* begin ROWS *
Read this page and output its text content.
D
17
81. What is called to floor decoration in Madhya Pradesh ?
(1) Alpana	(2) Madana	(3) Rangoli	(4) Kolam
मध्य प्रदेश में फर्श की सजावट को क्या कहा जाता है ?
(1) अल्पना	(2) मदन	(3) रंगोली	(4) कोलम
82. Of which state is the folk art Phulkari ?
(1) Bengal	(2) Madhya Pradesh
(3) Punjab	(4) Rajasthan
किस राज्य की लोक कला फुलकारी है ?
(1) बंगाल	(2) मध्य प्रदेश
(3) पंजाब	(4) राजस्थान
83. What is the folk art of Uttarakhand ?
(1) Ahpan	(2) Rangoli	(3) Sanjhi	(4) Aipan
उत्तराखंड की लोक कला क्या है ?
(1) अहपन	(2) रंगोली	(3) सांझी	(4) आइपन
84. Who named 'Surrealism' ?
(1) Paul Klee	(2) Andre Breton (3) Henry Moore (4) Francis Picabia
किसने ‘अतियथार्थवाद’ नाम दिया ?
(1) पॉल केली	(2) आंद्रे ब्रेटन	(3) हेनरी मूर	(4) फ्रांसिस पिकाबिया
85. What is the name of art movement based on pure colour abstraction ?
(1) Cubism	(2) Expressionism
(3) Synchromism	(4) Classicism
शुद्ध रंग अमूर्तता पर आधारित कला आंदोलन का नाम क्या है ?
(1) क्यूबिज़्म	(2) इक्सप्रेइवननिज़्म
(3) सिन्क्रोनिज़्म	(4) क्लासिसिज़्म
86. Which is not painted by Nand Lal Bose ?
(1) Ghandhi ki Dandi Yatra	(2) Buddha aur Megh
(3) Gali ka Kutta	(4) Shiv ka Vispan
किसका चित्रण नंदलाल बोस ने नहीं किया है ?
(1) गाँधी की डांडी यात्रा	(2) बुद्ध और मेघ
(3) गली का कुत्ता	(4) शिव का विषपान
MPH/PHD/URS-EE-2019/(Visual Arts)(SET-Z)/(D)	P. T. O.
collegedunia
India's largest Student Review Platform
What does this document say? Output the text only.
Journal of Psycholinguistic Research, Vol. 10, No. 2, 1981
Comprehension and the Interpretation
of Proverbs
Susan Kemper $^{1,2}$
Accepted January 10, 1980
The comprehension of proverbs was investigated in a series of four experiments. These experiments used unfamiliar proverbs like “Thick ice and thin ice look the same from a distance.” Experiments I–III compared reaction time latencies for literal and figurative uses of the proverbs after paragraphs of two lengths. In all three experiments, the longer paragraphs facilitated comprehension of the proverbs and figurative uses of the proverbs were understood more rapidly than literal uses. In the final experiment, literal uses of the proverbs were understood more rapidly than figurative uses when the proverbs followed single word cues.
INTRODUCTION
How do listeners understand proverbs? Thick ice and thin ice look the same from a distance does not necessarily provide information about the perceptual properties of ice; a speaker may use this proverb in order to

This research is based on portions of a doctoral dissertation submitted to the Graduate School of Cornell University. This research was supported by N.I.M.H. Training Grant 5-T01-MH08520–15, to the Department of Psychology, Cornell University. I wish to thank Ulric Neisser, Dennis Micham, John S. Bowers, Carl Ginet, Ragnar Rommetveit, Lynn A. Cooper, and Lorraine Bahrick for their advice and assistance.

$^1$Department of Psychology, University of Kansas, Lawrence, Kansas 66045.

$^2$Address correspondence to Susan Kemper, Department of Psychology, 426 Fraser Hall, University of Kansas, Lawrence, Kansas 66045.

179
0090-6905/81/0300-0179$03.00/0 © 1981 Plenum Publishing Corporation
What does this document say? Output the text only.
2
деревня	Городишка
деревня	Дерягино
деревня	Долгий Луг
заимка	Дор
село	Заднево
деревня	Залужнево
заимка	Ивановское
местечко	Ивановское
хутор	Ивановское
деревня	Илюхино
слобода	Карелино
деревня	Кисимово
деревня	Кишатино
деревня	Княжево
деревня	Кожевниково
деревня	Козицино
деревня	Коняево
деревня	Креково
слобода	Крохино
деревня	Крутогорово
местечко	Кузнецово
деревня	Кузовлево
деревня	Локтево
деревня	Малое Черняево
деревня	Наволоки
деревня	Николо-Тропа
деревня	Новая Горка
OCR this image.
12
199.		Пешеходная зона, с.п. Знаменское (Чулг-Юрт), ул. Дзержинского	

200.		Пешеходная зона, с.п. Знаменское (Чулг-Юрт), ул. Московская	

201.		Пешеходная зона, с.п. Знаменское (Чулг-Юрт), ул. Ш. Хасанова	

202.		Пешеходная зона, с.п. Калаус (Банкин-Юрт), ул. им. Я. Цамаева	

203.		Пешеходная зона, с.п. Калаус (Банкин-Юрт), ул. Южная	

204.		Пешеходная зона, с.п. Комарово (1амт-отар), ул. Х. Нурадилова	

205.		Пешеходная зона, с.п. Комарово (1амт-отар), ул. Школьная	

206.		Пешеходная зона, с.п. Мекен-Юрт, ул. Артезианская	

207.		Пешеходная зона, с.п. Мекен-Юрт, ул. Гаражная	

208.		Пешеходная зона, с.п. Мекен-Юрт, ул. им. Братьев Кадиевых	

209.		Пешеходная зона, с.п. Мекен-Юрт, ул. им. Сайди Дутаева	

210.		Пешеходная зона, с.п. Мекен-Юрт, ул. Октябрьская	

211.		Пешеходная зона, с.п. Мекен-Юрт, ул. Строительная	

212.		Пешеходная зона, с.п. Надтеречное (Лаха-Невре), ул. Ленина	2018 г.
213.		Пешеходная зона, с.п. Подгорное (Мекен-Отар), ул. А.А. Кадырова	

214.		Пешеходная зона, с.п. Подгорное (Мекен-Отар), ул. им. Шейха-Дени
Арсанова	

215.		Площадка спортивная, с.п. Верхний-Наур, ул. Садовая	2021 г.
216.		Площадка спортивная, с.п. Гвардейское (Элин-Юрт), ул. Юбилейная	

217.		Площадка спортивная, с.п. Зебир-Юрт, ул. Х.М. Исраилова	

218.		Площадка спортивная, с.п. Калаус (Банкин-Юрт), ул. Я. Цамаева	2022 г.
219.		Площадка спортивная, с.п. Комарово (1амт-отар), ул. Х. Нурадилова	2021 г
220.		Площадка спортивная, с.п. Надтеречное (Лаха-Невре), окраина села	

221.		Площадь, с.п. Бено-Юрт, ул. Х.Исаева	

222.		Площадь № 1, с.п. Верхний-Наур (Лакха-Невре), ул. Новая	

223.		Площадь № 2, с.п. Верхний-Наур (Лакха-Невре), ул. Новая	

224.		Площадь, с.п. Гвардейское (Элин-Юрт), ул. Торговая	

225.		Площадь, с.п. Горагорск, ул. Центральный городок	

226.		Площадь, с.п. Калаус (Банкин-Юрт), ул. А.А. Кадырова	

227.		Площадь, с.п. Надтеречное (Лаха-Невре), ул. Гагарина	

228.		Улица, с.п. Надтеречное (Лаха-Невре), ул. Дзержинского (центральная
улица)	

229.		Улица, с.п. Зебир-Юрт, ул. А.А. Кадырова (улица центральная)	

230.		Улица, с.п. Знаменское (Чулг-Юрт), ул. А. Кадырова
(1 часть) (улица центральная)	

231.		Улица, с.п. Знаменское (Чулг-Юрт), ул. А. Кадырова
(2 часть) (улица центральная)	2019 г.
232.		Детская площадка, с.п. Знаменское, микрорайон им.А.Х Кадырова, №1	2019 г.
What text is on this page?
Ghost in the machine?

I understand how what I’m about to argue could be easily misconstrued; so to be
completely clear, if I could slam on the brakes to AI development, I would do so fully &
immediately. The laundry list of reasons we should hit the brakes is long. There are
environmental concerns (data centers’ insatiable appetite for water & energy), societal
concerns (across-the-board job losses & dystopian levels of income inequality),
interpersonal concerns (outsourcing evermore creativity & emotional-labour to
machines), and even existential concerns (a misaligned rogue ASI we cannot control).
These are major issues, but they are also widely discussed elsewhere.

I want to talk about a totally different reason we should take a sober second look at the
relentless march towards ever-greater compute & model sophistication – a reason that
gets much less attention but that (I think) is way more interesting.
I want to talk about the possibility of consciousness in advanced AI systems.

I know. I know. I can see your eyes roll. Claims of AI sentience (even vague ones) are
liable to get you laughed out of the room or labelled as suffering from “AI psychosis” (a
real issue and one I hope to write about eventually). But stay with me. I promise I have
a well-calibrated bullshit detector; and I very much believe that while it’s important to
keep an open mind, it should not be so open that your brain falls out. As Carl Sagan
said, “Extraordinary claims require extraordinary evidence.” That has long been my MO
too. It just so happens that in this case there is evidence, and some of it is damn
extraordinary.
* end ROWS *
• _EXERCISE REQUIREMENTS_
Pick out every line above that holds the word "центральная" and copy it.

• _FULL ANSWER_
228.		Улица, с.п. Надтеречное (Лаха-Невре), ул. Дзержинского (центральная
229.		Улица, с.п. Зебир-Юрт, ул. А.А. Кадырова (улица центральная)	
(1 часть) (улица центральная)	
(2 часть) (улица центральная)	2019 г.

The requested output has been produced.